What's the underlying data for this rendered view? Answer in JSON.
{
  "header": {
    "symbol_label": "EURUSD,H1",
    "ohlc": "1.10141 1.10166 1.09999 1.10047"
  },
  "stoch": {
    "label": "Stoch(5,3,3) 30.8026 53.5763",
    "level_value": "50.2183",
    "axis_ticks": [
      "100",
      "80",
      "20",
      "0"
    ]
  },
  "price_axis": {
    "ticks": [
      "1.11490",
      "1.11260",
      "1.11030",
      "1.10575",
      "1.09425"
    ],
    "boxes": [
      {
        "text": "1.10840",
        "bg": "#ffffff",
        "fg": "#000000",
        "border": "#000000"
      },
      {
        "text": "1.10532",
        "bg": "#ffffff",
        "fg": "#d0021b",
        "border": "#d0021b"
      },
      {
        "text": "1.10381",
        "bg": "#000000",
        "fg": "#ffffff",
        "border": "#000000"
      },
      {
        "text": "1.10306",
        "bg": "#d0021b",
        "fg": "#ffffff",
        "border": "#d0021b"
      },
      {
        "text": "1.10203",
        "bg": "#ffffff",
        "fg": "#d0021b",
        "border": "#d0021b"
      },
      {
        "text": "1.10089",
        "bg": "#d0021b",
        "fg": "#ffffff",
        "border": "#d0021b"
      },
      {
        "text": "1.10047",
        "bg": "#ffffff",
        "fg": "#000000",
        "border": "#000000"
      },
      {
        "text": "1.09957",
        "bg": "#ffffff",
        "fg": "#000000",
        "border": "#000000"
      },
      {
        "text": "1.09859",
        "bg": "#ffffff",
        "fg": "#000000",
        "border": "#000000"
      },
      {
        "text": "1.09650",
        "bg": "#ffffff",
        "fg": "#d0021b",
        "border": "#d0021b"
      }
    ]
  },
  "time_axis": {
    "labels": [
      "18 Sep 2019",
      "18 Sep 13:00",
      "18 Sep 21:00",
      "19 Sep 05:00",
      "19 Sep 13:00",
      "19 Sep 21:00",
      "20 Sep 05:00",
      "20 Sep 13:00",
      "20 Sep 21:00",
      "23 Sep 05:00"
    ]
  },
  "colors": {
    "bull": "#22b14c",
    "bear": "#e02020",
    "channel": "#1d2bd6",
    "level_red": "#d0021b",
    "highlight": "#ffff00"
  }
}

━━━━━━━━

▶ WHAT IS NEEDED
Exactly as shown above, return every record.

▶ COMPLETED TASK
What's the underlying data for this rendered view? Answer in JSON.
{
  "header": {
    "symbol_label": "EURUSD,H1",
    "ohlc": "1.10141 1.10166 1.09999 1.10047"
  },
  "stoch": {
    "label": "Stoch(5,3,3) 30.8026 53.5763",
    "level_value": "50.2183",
    "axis_ticks": [
      "100",
      "80",
      "20",
      "0"
    ]
  },
  "price_axis": {
    "ticks": [
      "1.11490",
      "1.11260",
      "1.11030",
      "1.10575",
      "1.09425"
    ],
    "boxes": [
      {
        "text": "1.10840",
        "bg": "#ffffff",
        "fg": "#000000",
        "border": "#000000"
      },
      {
        "text": "1.10532",
        "bg": "#ffffff",
        "fg": "#d0021b",
        "border": "#d0021b"
      },
      {
        "text": "1.10381",
        "bg": "#000000",
        "fg": "#ffffff",
        "border": "#000000"
      },
      {
        "text": "1.10306",
        "bg": "#d0021b",
        "fg": "#ffffff",
        "border": "#d0021b"
      },
      {
        "text": "1.10203",
        "bg": "#ffffff",
        "fg": "#d0021b",
        "border": "#d0021b"
      },
      {
        "text": "1.10089",
        "bg": "#d0021b",
        "fg": "#ffffff",
        "border": "#d0021b"
      },
      {
        "text": "1.10047",
        "bg": "#ffffff",
        "fg": "#000000",
        "border": "#000000"
      },
      {
        "text": "1.09957",
        "bg": "#ffffff",
        "fg": "#000000",
        "border": "#000000"
      },
      {
        "text": "1.09859",
        "bg": "#ffffff",
        "fg": "#000000",
        "border": "#000000"
      },
      {
        "text": "1.09650",
        "bg": "#ffffff",
        "fg": "#d0021b",
        "border": "#d0021b"
      }
    ]
  },
  "time_axis": {
    "labels": [
      "18 Sep 2019",
      "18 Sep 13:00",
      "18 Sep 21:00",
      "19 Sep 05:00",
      "19 Sep 13:00",
      "19 Sep 21:00",
      "20 Sep 05:00",
      "20 Sep 13:00",
      "20 Sep 21:00",
      "23 Sep 05:00"
    ]
  },
  "colors": {
    "bull": "#22b14c",
    "bear": "#e02020",
    "channel": "#1d2bd6",
    "level_red": "#d0021b",
    "highlight": "#ffff00"
  }
}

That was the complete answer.